(Dataset rows)
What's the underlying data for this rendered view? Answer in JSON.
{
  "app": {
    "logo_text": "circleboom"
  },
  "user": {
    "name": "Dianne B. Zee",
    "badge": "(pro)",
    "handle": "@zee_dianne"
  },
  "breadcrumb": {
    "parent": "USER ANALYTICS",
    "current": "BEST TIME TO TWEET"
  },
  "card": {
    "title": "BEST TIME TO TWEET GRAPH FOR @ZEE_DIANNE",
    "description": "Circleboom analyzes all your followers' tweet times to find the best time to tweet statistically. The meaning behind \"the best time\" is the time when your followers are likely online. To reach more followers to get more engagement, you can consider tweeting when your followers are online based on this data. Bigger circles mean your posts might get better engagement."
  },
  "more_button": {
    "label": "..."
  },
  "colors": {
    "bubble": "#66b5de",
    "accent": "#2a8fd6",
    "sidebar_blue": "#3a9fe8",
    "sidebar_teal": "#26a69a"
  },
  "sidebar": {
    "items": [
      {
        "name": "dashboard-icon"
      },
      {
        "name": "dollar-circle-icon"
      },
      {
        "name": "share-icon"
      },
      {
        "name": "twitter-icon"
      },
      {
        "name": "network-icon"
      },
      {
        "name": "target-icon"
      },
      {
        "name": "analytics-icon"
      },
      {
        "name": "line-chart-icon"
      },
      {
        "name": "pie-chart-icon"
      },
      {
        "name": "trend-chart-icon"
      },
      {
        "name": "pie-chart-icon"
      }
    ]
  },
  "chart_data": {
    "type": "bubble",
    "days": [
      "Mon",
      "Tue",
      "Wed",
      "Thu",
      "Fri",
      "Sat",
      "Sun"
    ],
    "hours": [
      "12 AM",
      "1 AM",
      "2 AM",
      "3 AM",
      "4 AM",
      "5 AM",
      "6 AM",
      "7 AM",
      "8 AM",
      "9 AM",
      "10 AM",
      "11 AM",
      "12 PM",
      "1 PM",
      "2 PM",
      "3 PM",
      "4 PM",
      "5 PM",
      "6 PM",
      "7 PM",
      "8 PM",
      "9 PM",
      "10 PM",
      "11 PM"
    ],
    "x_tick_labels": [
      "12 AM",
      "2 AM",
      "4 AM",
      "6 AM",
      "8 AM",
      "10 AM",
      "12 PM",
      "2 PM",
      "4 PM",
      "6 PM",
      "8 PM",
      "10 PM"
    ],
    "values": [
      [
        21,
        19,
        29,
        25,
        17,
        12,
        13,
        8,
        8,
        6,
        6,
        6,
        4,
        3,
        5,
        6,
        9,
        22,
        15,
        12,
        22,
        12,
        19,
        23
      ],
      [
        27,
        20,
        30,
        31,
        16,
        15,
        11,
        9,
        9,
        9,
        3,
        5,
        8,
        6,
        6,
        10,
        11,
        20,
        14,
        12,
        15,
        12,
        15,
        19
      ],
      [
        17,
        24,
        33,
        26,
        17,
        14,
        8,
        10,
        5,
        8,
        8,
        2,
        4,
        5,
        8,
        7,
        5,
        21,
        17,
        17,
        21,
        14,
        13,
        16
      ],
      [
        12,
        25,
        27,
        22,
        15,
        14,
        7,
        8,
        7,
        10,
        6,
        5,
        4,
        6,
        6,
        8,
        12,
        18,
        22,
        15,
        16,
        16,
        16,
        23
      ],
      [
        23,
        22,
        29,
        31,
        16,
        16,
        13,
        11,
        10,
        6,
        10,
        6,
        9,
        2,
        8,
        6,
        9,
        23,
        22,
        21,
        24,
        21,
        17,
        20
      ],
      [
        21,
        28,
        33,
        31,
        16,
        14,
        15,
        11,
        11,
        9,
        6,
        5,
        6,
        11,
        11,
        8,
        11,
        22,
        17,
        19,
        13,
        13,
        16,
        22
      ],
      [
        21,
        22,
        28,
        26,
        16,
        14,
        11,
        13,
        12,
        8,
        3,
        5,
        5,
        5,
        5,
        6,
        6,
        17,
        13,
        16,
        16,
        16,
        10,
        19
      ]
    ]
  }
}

What you will do – Reproduce each entry exactly, leaving out nothing.

Full output –
What's the underlying data for this rendered view? Answer in JSON.
{
  "app": {
    "logo_text": "circleboom"
  },
  "user": {
    "name": "Dianne B. Zee",
    "badge": "(pro)",
    "handle": "@zee_dianne"
  },
  "breadcrumb": {
    "parent": "USER ANALYTICS",
    "current": "BEST TIME TO TWEET"
  },
  "card": {
    "title": "BEST TIME TO TWEET GRAPH FOR @ZEE_DIANNE",
    "description": "Circleboom analyzes all your followers' tweet times to find the best time to tweet statistically. The meaning behind \"the best time\" is the time when your followers are likely online. To reach more followers to get more engagement, you can consider tweeting when your followers are online based on this data. Bigger circles mean your posts might get better engagement."
  },
  "more_button": {
    "label": "..."
  },
  "colors": {
    "bubble": "#66b5de",
    "accent": "#2a8fd6",
    "sidebar_blue": "#3a9fe8",
    "sidebar_teal": "#26a69a"
  },
  "sidebar": {
    "items": [
      {
        "name": "dashboard-icon"
      },
      {
        "name": "dollar-circle-icon"
      },
      {
        "name": "share-icon"
      },
      {
        "name": "twitter-icon"
      },
      {
        "name": "network-icon"
      },
      {
        "name": "target-icon"
      },
      {
        "name": "analytics-icon"
      },
      {
        "name": "line-chart-icon"
      },
      {
        "name": "pie-chart-icon"
      },
      {
        "name": "trend-chart-icon"
      },
      {
        "name": "pie-chart-icon"
      }
    ]
  },
  "chart_data": {
    "type": "bubble",
    "days": [
      "Mon",
      "Tue",
      "Wed",
      "Thu",
      "Fri",
      "Sat",
      "Sun"
    ],
    "hours": [
      "12 AM",
      "1 AM",
      "2 AM",
      "3 AM",
      "4 AM",
      "5 AM",
      "6 AM",
      "7 AM",
      "8 AM",
      "9 AM",
      "10 AM",
      "11 AM",
      "12 PM",
      "1 PM",
      "2 PM",
      "3 PM",
      "4 PM",
      "5 PM",
      "6 PM",
      "7 PM",
      "8 PM",
      "9 PM",
      "10 PM",
      "11 PM"
    ],
    "x_tick_labels": [
      "12 AM",
      "2 AM",
      "4 AM",
      "6 AM",
      "8 AM",
      "10 AM",
      "12 PM",
      "2 PM",
      "4 PM",
      "6 PM",
      "8 PM",
      "10 PM"
    ],
    "values": [
      [
        21,
        19,
        29,
        25,
        17,
        12,
        13,
        8,
        8,
        6,
        6,
        6,
        4,
        3,
        5,
        6,
        9,
        22,
        15,
        12,
        22,
        12,
        19,
        23
      ],
      [
        27,
        20,
        30,
        31,
        16,
        15,
        11,
        9,
        9,
        9,
        3,
        5,
        8,
        6,
        6,
        10,
        11,
        20,
        14,
        12,
        15,
        12,
        15,
        19
      ],
      [
        17,
        24,
        33,
        26,
        17,
        14,
        8,
        10,
        5,
        8,
        8,
        2,
        4,
        5,
        8,
        7,
        5,
        21,
        17,
        17,
        21,
        14,
        13,
        16
      ],
      [
        12,
        25,
        27,
        22,
        15,
        14,
        7,
        8,
        7,
        10,
        6,
        5,
        4,
        6,
        6,
        8,
        12,
        18,
        22,
        15,
        16,
        16,
        16,
        23
      ],
      [
        23,
        22,
        29,
        31,
        16,
        16,
        13,
        11,
        10,
        6,
        10,
        6,
        9,
        2,
        8,
        6,
        9,
        23,
        22,
        21,
        24,
        21,
        17,
        20
      ],
      [
        21,
        28,
        33,
        31,
        16,
        14,
        15,
        11,
        11,
        9,
        6,
        5,
        6,
        11,
        11,
        8,
        11,
        22,
        17,
        19,
        13,
        13,
        16,
        22
      ],
      [
        21,
        22,
        28,
        26,
        16,
        14,
        11,
        13,
        12,
        8,
        3,
        5,
        5,
        5,
        5,
        6,
        6,
        17,
        13,
        16,
        16,
        16,
        10,
        19
      ]
    ]
  }
}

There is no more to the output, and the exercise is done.